▶ _What you should do_: Transcribe the whole listing below without changing a word, but leave out every image.

(Extracted records)

↓

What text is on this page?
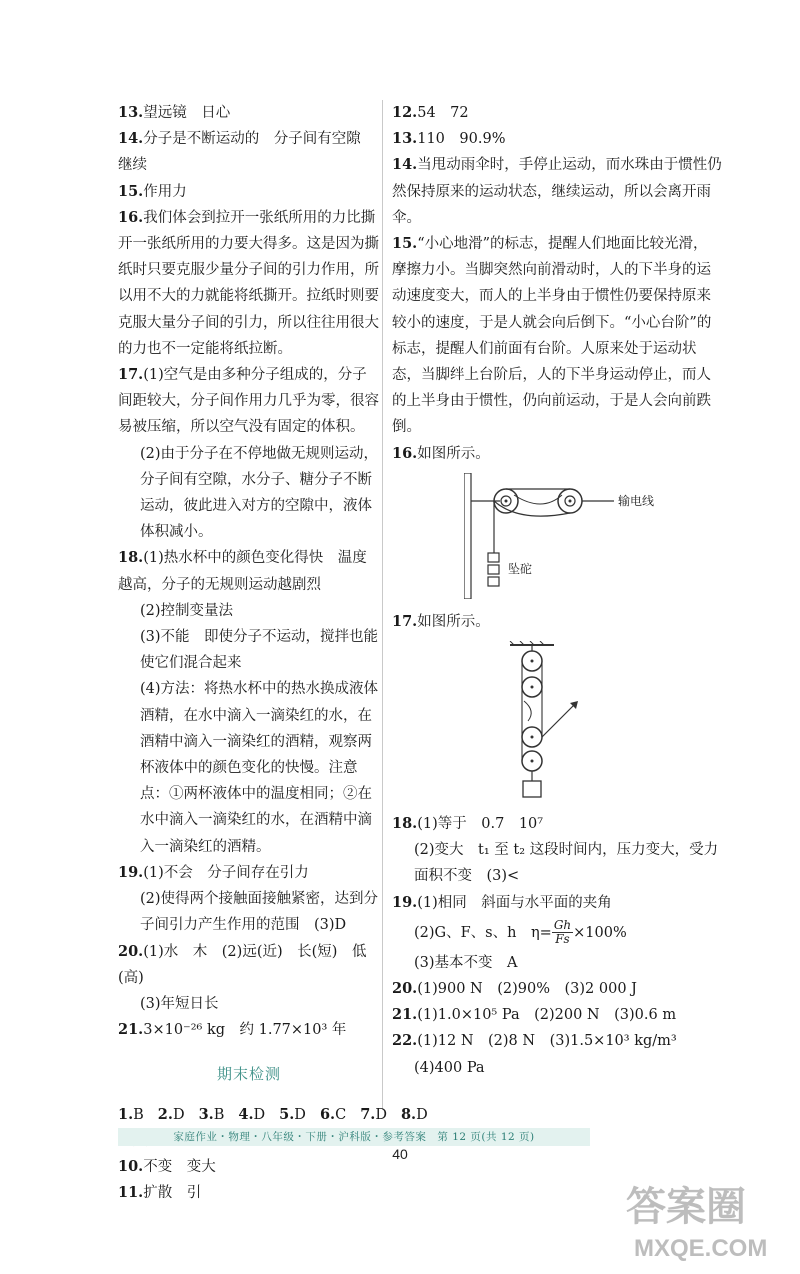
13.望远镜　日心
14.分子是不断运动的　分子间有空隙　继续
15.作用力
16.我们体会到拉开一张纸所用的力比撕开一张纸所用的力要大得多。这是因为撕纸时只要克服少量分子间的引力作用，所以用不大的力就能将纸撕开。拉纸时则要克服大量分子间的引力，所以往往用很大的力也不一定能将纸拉断。
17.(1)空气是由多种分子组成的，分子间距较大，分子间作用力几乎为零，很容易被压缩，所以空气没有固定的体积。
(2)由于分子在不停地做无规则运动，分子间有空隙，水分子、糖分子不断运动，彼此进入对方的空隙中，液体体积减小。
18.(1)热水杯中的颜色变化得快　温度越高，分子的无规则运动越剧烈
(2)控制变量法
(3)不能　即使分子不运动，搅拌也能使它们混合起来
(4)方法：将热水杯中的热水换成液体酒精，在水中滴入一滴染红的水，在酒精中滴入一滴染红的酒精，观察两杯液体中的颜色变化的快慢。注意点：①两杯液体中的温度相同；②在水中滴入一滴染红的水，在酒精中滴入一滴染红的酒精。
19.(1)不会　分子间存在引力
(2)使得两个接触面接触紧密，达到分子间引力产生作用的范围　(3)D
20.(1)水　木　(2)远(近)　长(短)　低(高)
(3)年短日长
21.3×10⁻²⁶ kg　约 1.77×10³ 年
期末检测
1.B 2.D 3.B 4.D 5.D 6.C 7.D 8.D
10.不变　变大
11.扩散　引
12.54　72
13.110　90.9%
14.当甩动雨伞时，手停止运动，而水珠由于惯性仍然保持原来的运动状态，继续运动，所以会离开雨伞。
15.“小心地滑”的标志，提醒人们地面比较光滑，摩擦力小。当脚突然向前滑动时，人的下半身的运动速度变大，而人的上半身由于惯性仍要保持原来较小的速度，于是人就会向后倒下。“小心台阶”的标志，提醒人们前面有台阶。人原来处于运动状态，当脚绊上台阶后，人的下半身运动停止，而人的上半身由于惯性，仍向前运动，于是人会向前跌倒。
16.如图所示。
坠砣
输电线
17.如图所示。
18.(1)等于　0.7　10⁷
(2)变大　t₁ 至 t₂ 这段时间内，压力变大，受力面积不变　(3)<
19.(1)相同　斜面与水平面的夹角
(2)G、F、s、h　$\eta= \frac{Gh}{Fs} \times 100\%$
(3)基本不变　A
20.(1)900 N　(2)90%　(3)2 000 J
21.(1)1.0×10⁵ Pa　(2)200 N　(3)0.6 m
22.(1)12 N　(2)8 N　(3)1.5×10³ kg/m³
(4)400 Pa
家庭作业・物理・八年级・下册・沪科版・参考答案　第 12 页(共 12 页)
40
答案圈
MXQE.COM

↑

▶ _Finished task_:
What text is on this page?
13.望远镜　日心
14.分子是不断运动的　分子间有空隙　继续
15.作用力
16.我们体会到拉开一张纸所用的力比撕开一张纸所用的力要大得多。这是因为撕纸时只要克服少量分子间的引力作用，所以用不大的力就能将纸撕开。拉纸时则要克服大量分子间的引力，所以往往用很大的力也不一定能将纸拉断。
17.(1)空气是由多种分子组成的，分子间距较大，分子间作用力几乎为零，很容易被压缩，所以空气没有固定的体积。
(2)由于分子在不停地做无规则运动，分子间有空隙，水分子、糖分子不断运动，彼此进入对方的空隙中，液体体积减小。
18.(1)热水杯中的颜色变化得快　温度越高，分子的无规则运动越剧烈
(2)控制变量法
(3)不能　即使分子不运动，搅拌也能使它们混合起来
(4)方法：将热水杯中的热水换成液体酒精，在水中滴入一滴染红的水，在酒精中滴入一滴染红的酒精，观察两杯液体中的颜色变化的快慢。注意点：①两杯液体中的温度相同；②在水中滴入一滴染红的水，在酒精中滴入一滴染红的酒精。
19.(1)不会　分子间存在引力
(2)使得两个接触面接触紧密，达到分子间引力产生作用的范围　(3)D
20.(1)水　木　(2)远(近)　长(短)　低(高)
(3)年短日长
21.3×10⁻²⁶ kg　约 1.77×10³ 年
期末检测
1.B 2.D 3.B 4.D 5.D 6.C 7.D 8.D
10.不变　变大
11.扩散　引
12.54　72
13.110　90.9%
14.当甩动雨伞时，手停止运动，而水珠由于惯性仍然保持原来的运动状态，继续运动，所以会离开雨伞。
15.“小心地滑”的标志，提醒人们地面比较光滑，摩擦力小。当脚突然向前滑动时，人的下半身的运动速度变大，而人的上半身由于惯性仍要保持原来较小的速度，于是人就会向后倒下。“小心台阶”的标志，提醒人们前面有台阶。人原来处于运动状态，当脚绊上台阶后，人的下半身运动停止，而人的上半身由于惯性，仍向前运动，于是人会向前跌倒。
16.如图所示。
坠砣
输电线
17.如图所示。
18.(1)等于　0.7　10⁷
(2)变大　t₁ 至 t₂ 这段时间内，压力变大，受力面积不变　(3)<
19.(1)相同　斜面与水平面的夹角
(2)G、F、s、h　$\eta= \frac{Gh}{Fs} \times 100\%$
(3)基本不变　A
20.(1)900 N　(2)90%　(3)2 000 J
21.(1)1.0×10⁵ Pa　(2)200 N　(3)0.6 m
22.(1)12 N　(2)8 N　(3)1.5×10³ kg/m³
(4)400 Pa
家庭作业・物理・八年级・下册・沪科版・参考答案　第 12 页(共 12 页)
40
答案圈
MXQE.COM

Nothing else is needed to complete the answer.